Written problem – Copy the data below exactly.

Dataset extract –
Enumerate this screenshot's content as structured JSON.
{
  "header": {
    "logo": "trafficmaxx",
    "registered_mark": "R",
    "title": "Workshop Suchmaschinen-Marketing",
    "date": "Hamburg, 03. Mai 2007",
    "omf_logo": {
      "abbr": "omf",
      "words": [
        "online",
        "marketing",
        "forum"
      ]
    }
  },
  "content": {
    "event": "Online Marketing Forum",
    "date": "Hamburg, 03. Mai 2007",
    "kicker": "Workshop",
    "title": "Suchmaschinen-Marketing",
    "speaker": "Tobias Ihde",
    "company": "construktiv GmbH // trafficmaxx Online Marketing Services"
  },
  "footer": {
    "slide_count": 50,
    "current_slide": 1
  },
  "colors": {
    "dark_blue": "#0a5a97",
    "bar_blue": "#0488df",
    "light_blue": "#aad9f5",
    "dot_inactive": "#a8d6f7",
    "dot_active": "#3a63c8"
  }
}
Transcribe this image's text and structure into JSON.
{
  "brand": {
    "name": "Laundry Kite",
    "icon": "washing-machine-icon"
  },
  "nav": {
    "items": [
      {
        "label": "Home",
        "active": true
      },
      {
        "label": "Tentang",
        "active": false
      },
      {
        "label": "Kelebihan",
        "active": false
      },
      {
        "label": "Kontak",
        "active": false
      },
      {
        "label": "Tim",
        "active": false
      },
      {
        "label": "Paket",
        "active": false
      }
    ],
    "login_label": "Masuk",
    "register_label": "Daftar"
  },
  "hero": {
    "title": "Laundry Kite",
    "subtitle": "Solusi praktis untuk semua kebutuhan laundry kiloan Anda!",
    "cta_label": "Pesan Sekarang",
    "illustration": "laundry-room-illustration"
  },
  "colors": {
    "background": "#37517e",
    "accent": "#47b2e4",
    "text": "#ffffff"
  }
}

Output for this task –
Enumerate this screenshot's content as structured JSON.
{
  "header": {
    "logo": "trafficmaxx",
    "registered_mark": "R",
    "title": "Workshop Suchmaschinen-Marketing",
    "date": "Hamburg, 03. Mai 2007",
    "omf_logo": {
      "abbr": "omf",
      "words": [
        "online",
        "marketing",
        "forum"
      ]
    }
  },
  "content": {
    "event": "Online Marketing Forum",
    "date": "Hamburg, 03. Mai 2007",
    "kicker": "Workshop",
    "title": "Suchmaschinen-Marketing",
    "speaker": "Tobias Ihde",
    "company": "construktiv GmbH // trafficmaxx Online Marketing Services"
  },
  "footer": {
    "slide_count": 50,
    "current_slide": 1
  },
  "colors": {
    "dark_blue": "#0a5a97",
    "bar_blue": "#0488df",
    "light_blue": "#aad9f5",
    "dot_inactive": "#a8d6f7",
    "dot_active": "#3a63c8"
  }
}
Transcribe this image's text and structure into JSON.
{
  "brand": {
    "name": "Laundry Kite",
    "icon": "washing-machine-icon"
  },
  "nav": {
    "items": [
      {
        "label": "Home",
        "active": true
      },
      {
        "label": "Tentang",
        "active": false
      },
      {
        "label": "Kelebihan",
        "active": false
      },
      {
        "label": "Kontak",
        "active": false
      },
      {
        "label": "Tim",
        "active": false
      },
      {
        "label": "Paket",
        "active": false
      }
    ],
    "login_label": "Masuk",
    "register_label": "Daftar"
  },
  "hero": {
    "title": "Laundry Kite",
    "subtitle": "Solusi praktis untuk semua kebutuhan laundry kiloan Anda!",
    "cta_label": "Pesan Sekarang",
    "illustration": "laundry-room-illustration"
  },
  "colors": {
    "background": "#37517e",
    "accent": "#47b2e4",
    "text": "#ffffff"
  }
}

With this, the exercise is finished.